* The exercise *
Drop all images and give the records again exactly.

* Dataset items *
#####

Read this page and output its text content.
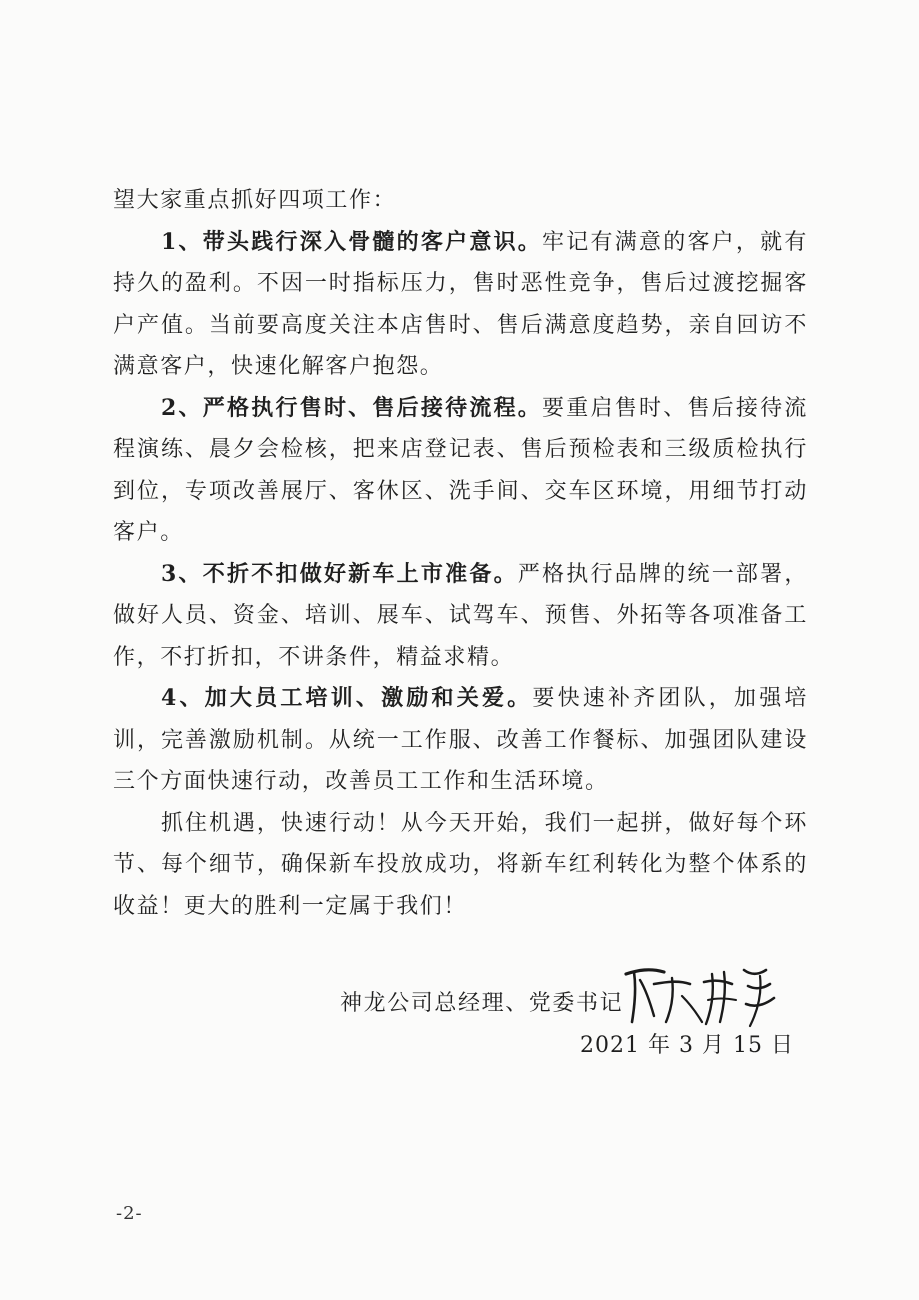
望大家重点抓好四项工作：

1、带头践行深入骨髓的客户意识。牢记有满意的客户，就有持久的盈利。不因一时指标压力，售时恶性竞争，售后过渡挖掘客户产值。当前要高度关注本店售时、售后满意度趋势，亲自回访不满意客户，快速化解客户抱怨。

2、严格执行售时、售后接待流程。要重启售时、售后接待流程演练、晨夕会检核，把来店登记表、售后预检表和三级质检执行到位，专项改善展厅、客休区、洗手间、交车区环境，用细节打动客户。

3、不折不扣做好新车上市准备。严格执行品牌的统一部署，做好人员、资金、培训、展车、试驾车、预售、外拓等各项准备工作，不打折扣，不讲条件，精益求精。

4、加大员工培训、激励和关爱。要快速补齐团队，加强培训，完善激励机制。从统一工作服、改善工作餐标、加强团队建设三个方面快速行动，改善员工工作和生活环境。

抓住机遇，快速行动！从今天开始，我们一起拼，做好每个环节、每个细节，确保新车投放成功，将新车红利转化为整个体系的收益！更大的胜利一定属于我们！

神龙公司总经理、党委书记
2021 年 3 月 15 日
-2-
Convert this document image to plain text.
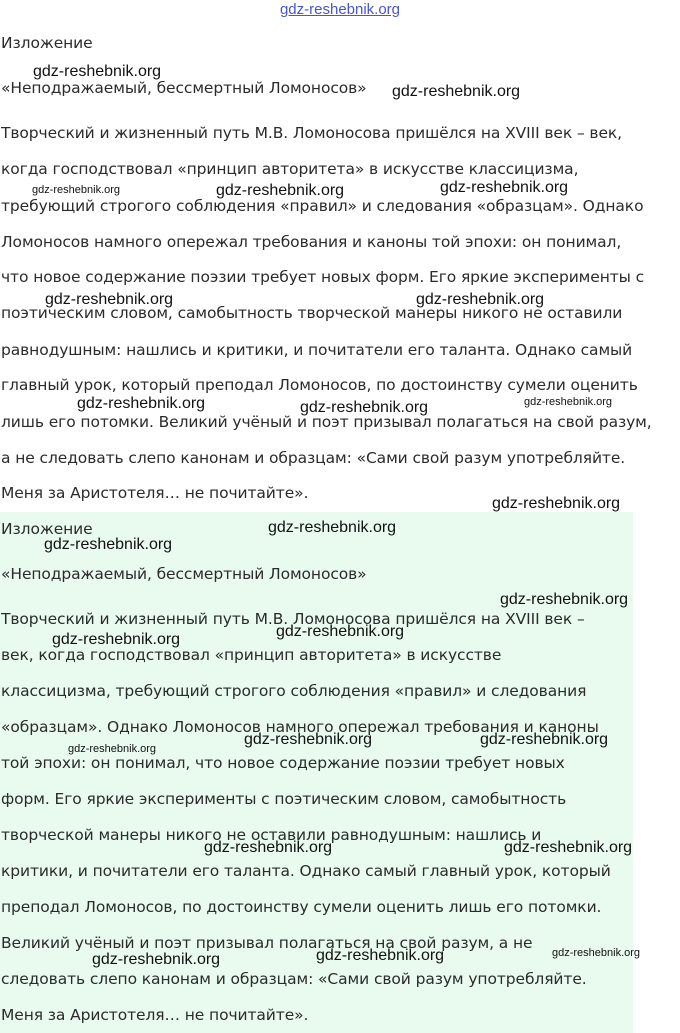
gdz-reshebnik.org
Изложение
«Неподражаемый, бессмертный Ломоносов»
Творческий и жизненный путь М.В. Ломоносова пришёлся на XVIII век – век,
когда господствовал «принцип авторитета» в искусстве классицизма,
требующий строгого соблюдения «правил» и следования «образцам». Однако
Ломоносов намного опережал требования и каноны той эпохи: он понимал,
что новое содержание поэзии требует новых форм. Его яркие эксперименты с
поэтическим словом, самобытность творческой манеры никого не оставили
равнодушным: нашлись и критики, и почитатели его таланта. Однако самый
главный урок, который преподал Ломоносов, по достоинству сумели оценить
лишь его потомки. Великий учёный и поэт призывал полагаться на свой разум,
а не следовать слепо канонам и образцам: «Сами свой разум употребляйте.
Меня за Аристотеля… не почитайте».
Изложение
«Неподражаемый, бессмертный Ломоносов»
Творческий и жизненный путь М.В. Ломоносова пришёлся на XVIII век –
век, когда господствовал «принцип авторитета» в искусстве
классицизма, требующий строгого соблюдения «правил» и следования
«образцам». Однако Ломоносов намного опережал требования и каноны
той эпохи: он понимал, что новое содержание поэзии требует новых
форм. Его яркие эксперименты с поэтическим словом, самобытность
творческой манеры никого не оставили равнодушным: нашлись и
критики, и почитатели его таланта. Однако самый главный урок, который
преподал Ломоносов, по достоинству сумели оценить лишь его потомки.
Великий учёный и поэт призывал полагаться на свой разум, а не
следовать слепо канонам и образцам: «Сами свой разум употребляйте.
Меня за Аристотеля… не почитайте».
gdz-reshebnik.org
gdz-reshebnik.org
gdz-reshebnik.org	gdz-reshebnik.org	gdz-reshebnik.org
gdz-reshebnik.org	gdz-reshebnik.org
gdz-reshebnik.org	gdz-reshebnik.org	gdz-reshebnik.org
gdz-reshebnik.org
gdz-reshebnik.org
gdz-reshebnik.org
gdz-reshebnik.org
gdz-reshebnik.org	gdz-reshebnik.org
gdz-reshebnik.org
gdz-reshebnik.org	gdz-reshebnik.org
gdz-reshebnik.org	gdz-reshebnik.org
gdz-reshebnik.org	gdz-reshebnik.org	gdz-reshebnik.org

#####

* Complete answer *
Read this page and output its text content.
望大家重点抓好四项工作：

1、带头践行深入骨髓的客户意识。牢记有满意的客户，就有持久的盈利。不因一时指标压力，售时恶性竞争，售后过渡挖掘客户产值。当前要高度关注本店售时、售后满意度趋势，亲自回访不满意客户，快速化解客户抱怨。

2、严格执行售时、售后接待流程。要重启售时、售后接待流程演练、晨夕会检核，把来店登记表、售后预检表和三级质检执行到位，专项改善展厅、客休区、洗手间、交车区环境，用细节打动客户。

3、不折不扣做好新车上市准备。严格执行品牌的统一部署，做好人员、资金、培训、展车、试驾车、预售、外拓等各项准备工作，不打折扣，不讲条件，精益求精。

4、加大员工培训、激励和关爱。要快速补齐团队，加强培训，完善激励机制。从统一工作服、改善工作餐标、加强团队建设三个方面快速行动，改善员工工作和生活环境。

抓住机遇，快速行动！从今天开始，我们一起拼，做好每个环节、每个细节，确保新车投放成功，将新车红利转化为整个体系的收益！更大的胜利一定属于我们！

神龙公司总经理、党委书记
2021 年 3 月 15 日
-2-
Convert this document image to plain text.
gdz-reshebnik.org
Изложение
«Неподражаемый, бессмертный Ломоносов»
Творческий и жизненный путь М.В. Ломоносова пришёлся на XVIII век – век,
когда господствовал «принцип авторитета» в искусстве классицизма,
требующий строгого соблюдения «правил» и следования «образцам». Однако
Ломоносов намного опережал требования и каноны той эпохи: он понимал,
что новое содержание поэзии требует новых форм. Его яркие эксперименты с
поэтическим словом, самобытность творческой манеры никого не оставили
равнодушным: нашлись и критики, и почитатели его таланта. Однако самый
главный урок, который преподал Ломоносов, по достоинству сумели оценить
лишь его потомки. Великий учёный и поэт призывал полагаться на свой разум,
а не следовать слепо канонам и образцам: «Сами свой разум употребляйте.
Меня за Аристотеля… не почитайте».
Изложение
«Неподражаемый, бессмертный Ломоносов»
Творческий и жизненный путь М.В. Ломоносова пришёлся на XVIII век –
век, когда господствовал «принцип авторитета» в искусстве
классицизма, требующий строгого соблюдения «правил» и следования
«образцам». Однако Ломоносов намного опережал требования и каноны
той эпохи: он понимал, что новое содержание поэзии требует новых
форм. Его яркие эксперименты с поэтическим словом, самобытность
творческой манеры никого не оставили равнодушным: нашлись и
критики, и почитатели его таланта. Однако самый главный урок, который
преподал Ломоносов, по достоинству сумели оценить лишь его потомки.
Великий учёный и поэт призывал полагаться на свой разум, а не
следовать слепо канонам и образцам: «Сами свой разум употребляйте.
Меня за Аристотеля… не почитайте».
gdz-reshebnik.org
gdz-reshebnik.org
gdz-reshebnik.org	gdz-reshebnik.org	gdz-reshebnik.org
gdz-reshebnik.org	gdz-reshebnik.org
gdz-reshebnik.org	gdz-reshebnik.org	gdz-reshebnik.org
gdz-reshebnik.org
gdz-reshebnik.org
gdz-reshebnik.org
gdz-reshebnik.org
gdz-reshebnik.org	gdz-reshebnik.org
gdz-reshebnik.org
gdz-reshebnik.org	gdz-reshebnik.org
gdz-reshebnik.org	gdz-reshebnik.org
gdz-reshebnik.org	gdz-reshebnik.org	gdz-reshebnik.org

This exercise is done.